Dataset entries
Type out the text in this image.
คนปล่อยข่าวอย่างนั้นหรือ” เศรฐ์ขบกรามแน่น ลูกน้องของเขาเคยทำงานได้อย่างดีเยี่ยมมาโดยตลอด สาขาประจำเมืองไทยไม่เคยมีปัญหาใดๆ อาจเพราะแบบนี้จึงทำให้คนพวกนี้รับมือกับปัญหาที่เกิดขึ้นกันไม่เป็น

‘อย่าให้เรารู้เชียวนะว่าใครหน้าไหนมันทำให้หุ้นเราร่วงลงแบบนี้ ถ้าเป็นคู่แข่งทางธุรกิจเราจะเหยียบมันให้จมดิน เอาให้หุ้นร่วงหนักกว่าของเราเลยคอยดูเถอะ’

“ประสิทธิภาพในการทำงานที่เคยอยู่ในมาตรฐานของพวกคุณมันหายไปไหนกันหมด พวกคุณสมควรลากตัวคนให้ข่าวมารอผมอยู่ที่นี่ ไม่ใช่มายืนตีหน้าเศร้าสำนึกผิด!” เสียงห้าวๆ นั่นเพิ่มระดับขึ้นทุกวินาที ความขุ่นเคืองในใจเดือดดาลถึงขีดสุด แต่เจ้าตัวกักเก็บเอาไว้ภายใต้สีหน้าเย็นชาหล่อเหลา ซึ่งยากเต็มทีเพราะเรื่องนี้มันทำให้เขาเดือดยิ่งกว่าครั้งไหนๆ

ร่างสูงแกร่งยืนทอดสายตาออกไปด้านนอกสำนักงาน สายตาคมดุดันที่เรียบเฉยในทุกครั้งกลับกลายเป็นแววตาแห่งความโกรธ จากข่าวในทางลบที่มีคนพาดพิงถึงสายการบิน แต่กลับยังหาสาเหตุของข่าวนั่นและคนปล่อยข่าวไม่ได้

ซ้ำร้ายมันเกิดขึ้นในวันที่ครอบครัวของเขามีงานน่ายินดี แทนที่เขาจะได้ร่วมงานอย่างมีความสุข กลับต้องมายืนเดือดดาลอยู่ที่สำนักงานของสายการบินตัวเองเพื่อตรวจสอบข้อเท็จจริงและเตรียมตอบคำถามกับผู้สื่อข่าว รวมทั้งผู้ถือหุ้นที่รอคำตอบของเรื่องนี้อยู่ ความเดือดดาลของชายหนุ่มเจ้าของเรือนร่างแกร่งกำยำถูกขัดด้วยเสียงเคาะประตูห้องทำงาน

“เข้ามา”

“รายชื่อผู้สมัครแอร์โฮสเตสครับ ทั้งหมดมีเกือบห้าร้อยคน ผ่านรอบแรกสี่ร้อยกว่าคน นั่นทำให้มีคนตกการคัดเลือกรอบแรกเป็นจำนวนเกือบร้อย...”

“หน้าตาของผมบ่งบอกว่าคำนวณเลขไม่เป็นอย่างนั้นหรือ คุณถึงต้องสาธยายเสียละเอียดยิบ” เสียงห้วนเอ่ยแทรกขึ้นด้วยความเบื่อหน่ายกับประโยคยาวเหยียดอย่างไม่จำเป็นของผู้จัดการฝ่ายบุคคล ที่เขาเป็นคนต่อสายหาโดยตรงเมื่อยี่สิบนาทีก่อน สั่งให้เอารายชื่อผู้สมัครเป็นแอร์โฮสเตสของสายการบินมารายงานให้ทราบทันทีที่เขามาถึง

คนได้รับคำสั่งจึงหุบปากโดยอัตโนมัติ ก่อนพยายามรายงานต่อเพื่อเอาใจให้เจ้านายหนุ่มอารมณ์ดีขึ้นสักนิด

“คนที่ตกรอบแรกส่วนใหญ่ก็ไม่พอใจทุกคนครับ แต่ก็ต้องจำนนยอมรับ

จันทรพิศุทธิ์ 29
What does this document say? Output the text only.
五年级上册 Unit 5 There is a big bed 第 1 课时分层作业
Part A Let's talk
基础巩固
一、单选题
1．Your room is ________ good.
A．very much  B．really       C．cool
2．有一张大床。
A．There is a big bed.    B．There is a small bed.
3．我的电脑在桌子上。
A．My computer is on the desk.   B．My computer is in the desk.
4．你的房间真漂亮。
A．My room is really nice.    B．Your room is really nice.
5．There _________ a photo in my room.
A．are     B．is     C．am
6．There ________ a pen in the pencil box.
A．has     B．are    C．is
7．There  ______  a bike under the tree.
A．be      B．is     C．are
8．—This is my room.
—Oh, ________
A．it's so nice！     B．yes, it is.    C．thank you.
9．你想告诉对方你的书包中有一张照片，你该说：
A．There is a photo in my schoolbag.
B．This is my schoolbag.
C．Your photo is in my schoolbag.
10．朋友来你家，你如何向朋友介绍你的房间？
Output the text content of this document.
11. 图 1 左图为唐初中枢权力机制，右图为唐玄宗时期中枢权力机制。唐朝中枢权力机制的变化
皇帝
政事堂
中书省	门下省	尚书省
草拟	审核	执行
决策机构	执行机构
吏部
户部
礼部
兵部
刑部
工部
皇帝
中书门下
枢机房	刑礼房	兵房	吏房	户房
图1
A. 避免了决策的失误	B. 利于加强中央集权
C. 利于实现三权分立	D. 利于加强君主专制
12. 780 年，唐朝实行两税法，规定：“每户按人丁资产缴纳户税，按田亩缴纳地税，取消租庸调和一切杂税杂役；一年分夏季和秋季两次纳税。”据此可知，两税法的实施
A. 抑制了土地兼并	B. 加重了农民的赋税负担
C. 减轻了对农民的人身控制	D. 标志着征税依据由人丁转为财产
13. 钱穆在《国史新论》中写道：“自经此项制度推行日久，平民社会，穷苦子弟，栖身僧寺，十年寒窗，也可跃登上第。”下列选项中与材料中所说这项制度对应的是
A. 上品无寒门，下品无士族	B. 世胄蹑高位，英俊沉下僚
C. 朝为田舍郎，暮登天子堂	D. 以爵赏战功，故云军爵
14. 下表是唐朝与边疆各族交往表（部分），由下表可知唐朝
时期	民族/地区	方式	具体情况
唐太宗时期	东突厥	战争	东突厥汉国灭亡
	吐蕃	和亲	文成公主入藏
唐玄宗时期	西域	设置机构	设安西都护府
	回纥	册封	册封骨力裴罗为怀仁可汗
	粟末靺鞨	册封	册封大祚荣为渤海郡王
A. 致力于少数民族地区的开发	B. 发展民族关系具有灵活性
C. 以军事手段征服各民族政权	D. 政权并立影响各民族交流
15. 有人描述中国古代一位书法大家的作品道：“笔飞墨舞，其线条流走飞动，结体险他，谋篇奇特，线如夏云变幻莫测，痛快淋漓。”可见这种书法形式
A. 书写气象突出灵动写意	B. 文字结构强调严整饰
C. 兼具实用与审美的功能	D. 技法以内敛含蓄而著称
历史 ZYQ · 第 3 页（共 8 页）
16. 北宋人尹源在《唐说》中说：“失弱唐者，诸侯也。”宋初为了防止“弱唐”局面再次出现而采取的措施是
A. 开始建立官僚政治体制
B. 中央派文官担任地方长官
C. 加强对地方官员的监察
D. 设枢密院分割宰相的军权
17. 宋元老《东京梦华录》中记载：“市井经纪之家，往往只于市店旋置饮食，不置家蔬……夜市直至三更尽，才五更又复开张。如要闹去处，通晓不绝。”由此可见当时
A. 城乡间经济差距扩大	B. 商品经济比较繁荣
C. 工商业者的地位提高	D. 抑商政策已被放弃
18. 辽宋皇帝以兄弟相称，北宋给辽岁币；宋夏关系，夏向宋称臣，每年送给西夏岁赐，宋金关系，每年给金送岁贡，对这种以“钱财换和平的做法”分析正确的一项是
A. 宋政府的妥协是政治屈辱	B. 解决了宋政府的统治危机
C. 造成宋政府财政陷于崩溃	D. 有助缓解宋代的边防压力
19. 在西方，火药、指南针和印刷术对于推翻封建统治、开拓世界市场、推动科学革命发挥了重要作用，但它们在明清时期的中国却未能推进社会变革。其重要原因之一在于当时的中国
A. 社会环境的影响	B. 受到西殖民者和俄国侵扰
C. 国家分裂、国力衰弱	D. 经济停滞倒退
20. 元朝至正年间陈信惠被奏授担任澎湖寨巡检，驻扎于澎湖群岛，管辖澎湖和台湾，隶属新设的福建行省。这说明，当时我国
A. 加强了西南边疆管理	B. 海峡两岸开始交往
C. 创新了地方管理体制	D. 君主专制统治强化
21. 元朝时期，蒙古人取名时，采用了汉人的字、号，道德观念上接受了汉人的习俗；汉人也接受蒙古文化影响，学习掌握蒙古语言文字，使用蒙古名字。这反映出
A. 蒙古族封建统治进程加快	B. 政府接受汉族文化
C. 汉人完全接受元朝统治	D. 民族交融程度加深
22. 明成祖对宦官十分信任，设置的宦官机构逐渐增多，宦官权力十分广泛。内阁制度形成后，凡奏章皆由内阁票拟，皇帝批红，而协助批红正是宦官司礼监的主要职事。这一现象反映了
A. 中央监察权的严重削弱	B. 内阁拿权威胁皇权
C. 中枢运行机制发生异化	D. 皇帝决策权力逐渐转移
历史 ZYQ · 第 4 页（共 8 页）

_Instructions to follow_:
Collect the lines of the data that carry the word "photo".

_Reply to the exercise_:
5．There _________ a photo in my room.
A．There is a photo in my schoolbag.
C．Your photo is in my schoolbag.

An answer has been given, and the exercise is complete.